Excerpts from a figure dataset:
______________________________

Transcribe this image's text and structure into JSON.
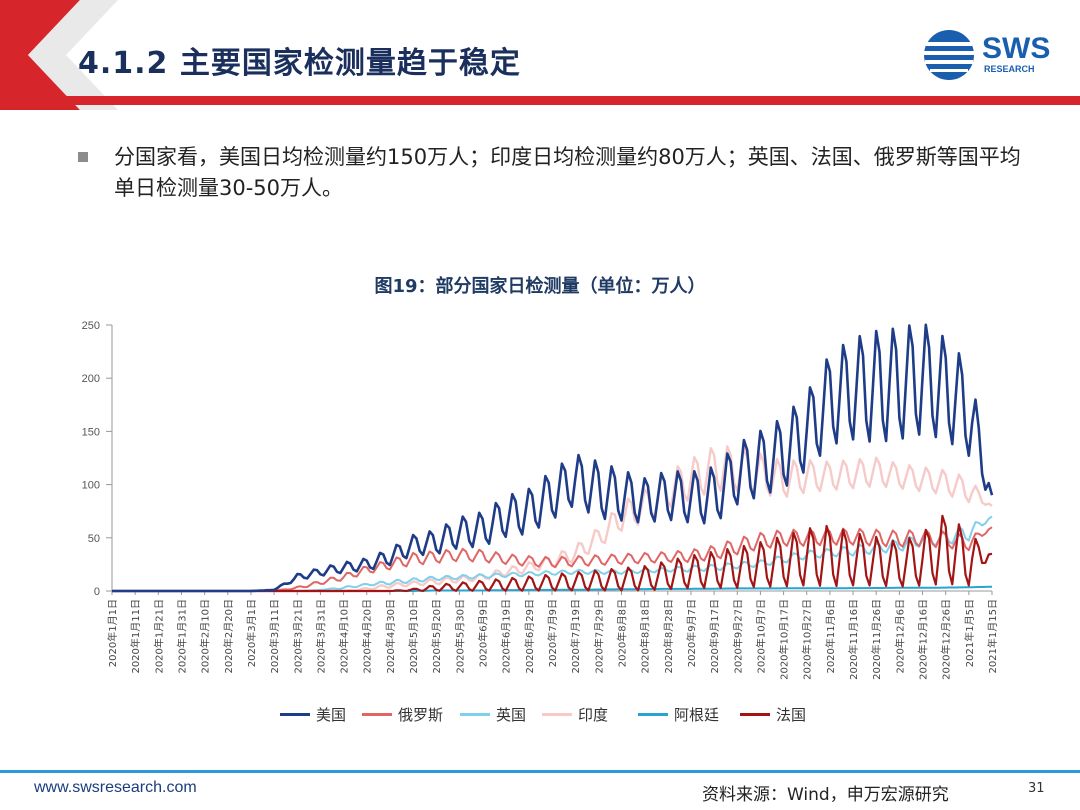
{
  "header": {
    "title": "4.1.2 主要国家检测量趋于稳定",
    "logo_text": "SWS",
    "logo_sub": "RESEARCH",
    "accent_red": "#d7262b",
    "accent_blue": "#1a5fae"
  },
  "bullet": {
    "text": "分国家看，美国日均检测量约150万人；印度日均检测量约80万人；英国、法国、俄罗斯等国平均单日检测量30-50万人。"
  },
  "chart_data": {
    "type": "line",
    "title": "图19：部分国家日检测量（单位：万人）",
    "xlabel": "",
    "ylabel": "",
    "ylim": [
      0,
      250
    ],
    "yticks": [
      "0",
      "50",
      "100",
      "150",
      "200",
      "250"
    ],
    "grid": false,
    "legend_position": "bottom",
    "categories": [
      "2020年1月1日",
      "2020年1月11日",
      "2020年1月21日",
      "2020年1月31日",
      "2020年2月10日",
      "2020年2月20日",
      "2020年3月1日",
      "2020年3月11日",
      "2020年3月21日",
      "2020年3月31日",
      "2020年4月10日",
      "2020年4月20日",
      "2020年4月30日",
      "2020年5月10日",
      "2020年5月20日",
      "2020年5月30日",
      "2020年6月9日",
      "2020年6月19日",
      "2020年6月29日",
      "2020年7月9日",
      "2020年7月19日",
      "2020年7月29日",
      "2020年8月8日",
      "2020年8月18日",
      "2020年8月28日",
      "2020年9月7日",
      "2020年9月17日",
      "2020年9月27日",
      "2020年10月7日",
      "2020年10月17日",
      "2020年10月27日",
      "2020年11月6日",
      "2020年11月16日",
      "2020年11月26日",
      "2020年12月6日",
      "2020年12月16日",
      "2020年12月26日",
      "2021年1月5日",
      "2021年1月15日"
    ],
    "series": [
      {
        "name": "美国",
        "color": "#1f3c88",
        "width": 2.6,
        "values": [
          0,
          0,
          0,
          0,
          0,
          0,
          0,
          1,
          13,
          18,
          22,
          25,
          32,
          43,
          46,
          55,
          58,
          70,
          75,
          90,
          105,
          95,
          90,
          85,
          90,
          88,
          90,
          110,
          120,
          130,
          150,
          180,
          190,
          192,
          195,
          200,
          190,
          170,
          90
        ],
        "amplitude": [
          0,
          0,
          0,
          0,
          0,
          0,
          0,
          0,
          3,
          4,
          5,
          6,
          8,
          10,
          12,
          15,
          17,
          20,
          22,
          24,
          25,
          28,
          25,
          22,
          24,
          25,
          28,
          30,
          32,
          35,
          38,
          45,
          50,
          55,
          55,
          55,
          50,
          45,
          8
        ]
      },
      {
        "name": "俄罗斯",
        "color": "#e06666",
        "width": 2,
        "values": [
          0,
          0,
          0,
          0,
          0,
          0,
          0,
          0,
          3,
          8,
          13,
          20,
          25,
          30,
          32,
          34,
          33,
          30,
          28,
          27,
          28,
          29,
          30,
          31,
          32,
          33,
          36,
          42,
          47,
          50,
          50,
          51,
          51,
          50,
          49,
          50,
          48,
          45,
          60
        ],
        "amplitude": [
          0,
          0,
          0,
          0,
          0,
          0,
          0,
          0,
          1,
          2,
          3,
          4,
          5,
          6,
          6,
          6,
          6,
          5,
          5,
          5,
          5,
          5,
          5,
          5,
          5,
          6,
          7,
          8,
          8,
          8,
          8,
          8,
          8,
          8,
          8,
          8,
          8,
          7,
          0
        ]
      },
      {
        "name": "英国",
        "color": "#7fd0ea",
        "width": 2,
        "values": [
          0,
          0,
          0,
          0,
          0,
          0,
          0,
          0,
          0,
          1,
          3,
          6,
          8,
          10,
          12,
          13,
          14,
          15,
          16,
          17,
          18,
          18,
          18,
          19,
          20,
          21,
          22,
          24,
          26,
          30,
          34,
          36,
          38,
          40,
          43,
          48,
          50,
          55,
          70
        ],
        "amplitude": [
          0,
          0,
          0,
          0,
          0,
          0,
          0,
          0,
          0,
          0,
          1,
          1,
          2,
          2,
          2,
          2,
          2,
          2,
          2,
          2,
          2,
          2,
          2,
          2,
          2,
          3,
          3,
          3,
          3,
          4,
          4,
          4,
          5,
          5,
          6,
          6,
          7,
          8,
          0
        ]
      },
      {
        "name": "印度",
        "color": "#f7caca",
        "width": 2.4,
        "values": [
          0,
          0,
          0,
          0,
          0,
          0,
          0,
          0,
          0,
          0,
          0,
          2,
          5,
          7,
          9,
          11,
          13,
          18,
          22,
          28,
          35,
          50,
          70,
          80,
          95,
          105,
          115,
          115,
          110,
          105,
          108,
          108,
          110,
          112,
          108,
          105,
          102,
          95,
          80
        ],
        "amplitude": [
          0,
          0,
          0,
          0,
          0,
          0,
          0,
          0,
          0,
          0,
          0,
          1,
          2,
          2,
          3,
          3,
          3,
          4,
          5,
          6,
          8,
          10,
          14,
          16,
          18,
          20,
          22,
          22,
          20,
          18,
          16,
          14,
          14,
          14,
          12,
          12,
          12,
          12,
          0
        ]
      },
      {
        "name": "阿根廷",
        "color": "#29a3cf",
        "width": 2,
        "values": [
          0,
          0,
          0,
          0,
          0,
          0,
          0,
          0,
          0,
          0,
          0,
          0,
          0,
          0,
          0.5,
          0.5,
          0.5,
          0.8,
          1,
          1,
          1.2,
          1.4,
          1.6,
          1.8,
          2,
          2,
          2.2,
          2.4,
          2.4,
          2.5,
          2.5,
          2.6,
          2.7,
          2.8,
          3,
          3,
          3.2,
          3.5,
          4
        ],
        "amplitude": [
          0,
          0,
          0,
          0,
          0,
          0,
          0,
          0,
          0,
          0,
          0,
          0,
          0,
          0,
          0,
          0,
          0,
          0,
          0,
          0,
          0,
          0,
          0,
          0,
          0,
          0,
          0,
          0,
          0,
          0,
          0,
          0,
          0,
          0,
          0,
          0,
          0,
          0,
          0
        ]
      },
      {
        "name": "法国",
        "color": "#a31515",
        "width": 2.2,
        "values": [
          0,
          0,
          0,
          0,
          0,
          0,
          0,
          0,
          0,
          0,
          0,
          0,
          0,
          1,
          3,
          4,
          5,
          6,
          7,
          8,
          9,
          10,
          11,
          12,
          15,
          18,
          20,
          22,
          25,
          28,
          32,
          33,
          30,
          28,
          25,
          30,
          40,
          30,
          35
        ],
        "amplitude": [
          0,
          0,
          0,
          0,
          0,
          0,
          0,
          0,
          0,
          0,
          0,
          0,
          0,
          1,
          3,
          4,
          5,
          6,
          7,
          8,
          9,
          10,
          11,
          12,
          14,
          16,
          18,
          20,
          22,
          25,
          28,
          30,
          26,
          24,
          22,
          26,
          35,
          26,
          0
        ]
      }
    ]
  }
}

______________________________

Leave out the pictures and output every record above precisely as given.

▶ _Written response_:
Transcribe this image's text and structure into JSON.
{
  "header": {
    "title": "4.1.2 主要国家检测量趋于稳定",
    "logo_text": "SWS",
    "logo_sub": "RESEARCH",
    "accent_red": "#d7262b",
    "accent_blue": "#1a5fae"
  },
  "bullet": {
    "text": "分国家看，美国日均检测量约150万人；印度日均检测量约80万人；英国、法国、俄罗斯等国平均单日检测量30-50万人。"
  },
  "chart_data": {
    "type": "line",
    "title": "图19：部分国家日检测量（单位：万人）",
    "xlabel": "",
    "ylabel": "",
    "ylim": [
      0,
      250
    ],
    "yticks": [
      "0",
      "50",
      "100",
      "150",
      "200",
      "250"
    ],
    "grid": false,
    "legend_position": "bottom",
    "categories": [
      "2020年1月1日",
      "2020年1月11日",
      "2020年1月21日",
      "2020年1月31日",
      "2020年2月10日",
      "2020年2月20日",
      "2020年3月1日",
      "2020年3月11日",
      "2020年3月21日",
      "2020年3月31日",
      "2020年4月10日",
      "2020年4月20日",
      "2020年4月30日",
      "2020年5月10日",
      "2020年5月20日",
      "2020年5月30日",
      "2020年6月9日",
      "2020年6月19日",
      "2020年6月29日",
      "2020年7月9日",
      "2020年7月19日",
      "2020年7月29日",
      "2020年8月8日",
      "2020年8月18日",
      "2020年8月28日",
      "2020年9月7日",
      "2020年9月17日",
      "2020年9月27日",
      "2020年10月7日",
      "2020年10月17日",
      "2020年10月27日",
      "2020年11月6日",
      "2020年11月16日",
      "2020年11月26日",
      "2020年12月6日",
      "2020年12月16日",
      "2020年12月26日",
      "2021年1月5日",
      "2021年1月15日"
    ],
    "series": [
      {
        "name": "美国",
        "color": "#1f3c88",
        "width": 2.6,
        "values": [
          0,
          0,
          0,
          0,
          0,
          0,
          0,
          1,
          13,
          18,
          22,
          25,
          32,
          43,
          46,
          55,
          58,
          70,
          75,
          90,
          105,
          95,
          90,
          85,
          90,
          88,
          90,
          110,
          120,
          130,
          150,
          180,
          190,
          192,
          195,
          200,
          190,
          170,
          90
        ],
        "amplitude": [
          0,
          0,
          0,
          0,
          0,
          0,
          0,
          0,
          3,
          4,
          5,
          6,
          8,
          10,
          12,
          15,
          17,
          20,
          22,
          24,
          25,
          28,
          25,
          22,
          24,
          25,
          28,
          30,
          32,
          35,
          38,
          45,
          50,
          55,
          55,
          55,
          50,
          45,
          8
        ]
      },
      {
        "name": "俄罗斯",
        "color": "#e06666",
        "width": 2,
        "values": [
          0,
          0,
          0,
          0,
          0,
          0,
          0,
          0,
          3,
          8,
          13,
          20,
          25,
          30,
          32,
          34,
          33,
          30,
          28,
          27,
          28,
          29,
          30,
          31,
          32,
          33,
          36,
          42,
          47,
          50,
          50,
          51,
          51,
          50,
          49,
          50,
          48,
          45,
          60
        ],
        "amplitude": [
          0,
          0,
          0,
          0,
          0,
          0,
          0,
          0,
          1,
          2,
          3,
          4,
          5,
          6,
          6,
          6,
          6,
          5,
          5,
          5,
          5,
          5,
          5,
          5,
          5,
          6,
          7,
          8,
          8,
          8,
          8,
          8,
          8,
          8,
          8,
          8,
          8,
          7,
          0
        ]
      },
      {
        "name": "英国",
        "color": "#7fd0ea",
        "width": 2,
        "values": [
          0,
          0,
          0,
          0,
          0,
          0,
          0,
          0,
          0,
          1,
          3,
          6,
          8,
          10,
          12,
          13,
          14,
          15,
          16,
          17,
          18,
          18,
          18,
          19,
          20,
          21,
          22,
          24,
          26,
          30,
          34,
          36,
          38,
          40,
          43,
          48,
          50,
          55,
          70
        ],
        "amplitude": [
          0,
          0,
          0,
          0,
          0,
          0,
          0,
          0,
          0,
          0,
          1,
          1,
          2,
          2,
          2,
          2,
          2,
          2,
          2,
          2,
          2,
          2,
          2,
          2,
          2,
          3,
          3,
          3,
          3,
          4,
          4,
          4,
          5,
          5,
          6,
          6,
          7,
          8,
          0
        ]
      },
      {
        "name": "印度",
        "color": "#f7caca",
        "width": 2.4,
        "values": [
          0,
          0,
          0,
          0,
          0,
          0,
          0,
          0,
          0,
          0,
          0,
          2,
          5,
          7,
          9,
          11,
          13,
          18,
          22,
          28,
          35,
          50,
          70,
          80,
          95,
          105,
          115,
          115,
          110,
          105,
          108,
          108,
          110,
          112,
          108,
          105,
          102,
          95,
          80
        ],
        "amplitude": [
          0,
          0,
          0,
          0,
          0,
          0,
          0,
          0,
          0,
          0,
          0,
          1,
          2,
          2,
          3,
          3,
          3,
          4,
          5,
          6,
          8,
          10,
          14,
          16,
          18,
          20,
          22,
          22,
          20,
          18,
          16,
          14,
          14,
          14,
          12,
          12,
          12,
          12,
          0
        ]
      },
      {
        "name": "阿根廷",
        "color": "#29a3cf",
        "width": 2,
        "values": [
          0,
          0,
          0,
          0,
          0,
          0,
          0,
          0,
          0,
          0,
          0,
          0,
          0,
          0,
          0.5,
          0.5,
          0.5,
          0.8,
          1,
          1,
          1.2,
          1.4,
          1.6,
          1.8,
          2,
          2,
          2.2,
          2.4,
          2.4,
          2.5,
          2.5,
          2.6,
          2.7,
          2.8,
          3,
          3,
          3.2,
          3.5,
          4
        ],
        "amplitude": [
          0,
          0,
          0,
          0,
          0,
          0,
          0,
          0,
          0,
          0,
          0,
          0,
          0,
          0,
          0,
          0,
          0,
          0,
          0,
          0,
          0,
          0,
          0,
          0,
          0,
          0,
          0,
          0,
          0,
          0,
          0,
          0,
          0,
          0,
          0,
          0,
          0,
          0,
          0
        ]
      },
      {
        "name": "法国",
        "color": "#a31515",
        "width": 2.2,
        "values": [
          0,
          0,
          0,
          0,
          0,
          0,
          0,
          0,
          0,
          0,
          0,
          0,
          0,
          1,
          3,
          4,
          5,
          6,
          7,
          8,
          9,
          10,
          11,
          12,
          15,
          18,
          20,
          22,
          25,
          28,
          32,
          33,
          30,
          28,
          25,
          30,
          40,
          30,
          35
        ],
        "amplitude": [
          0,
          0,
          0,
          0,
          0,
          0,
          0,
          0,
          0,
          0,
          0,
          0,
          0,
          1,
          3,
          4,
          5,
          6,
          7,
          8,
          9,
          10,
          11,
          12,
          14,
          16,
          18,
          20,
          22,
          25,
          28,
          30,
          26,
          24,
          22,
          26,
          35,
          26,
          0
        ]
      }
    ]
  }
}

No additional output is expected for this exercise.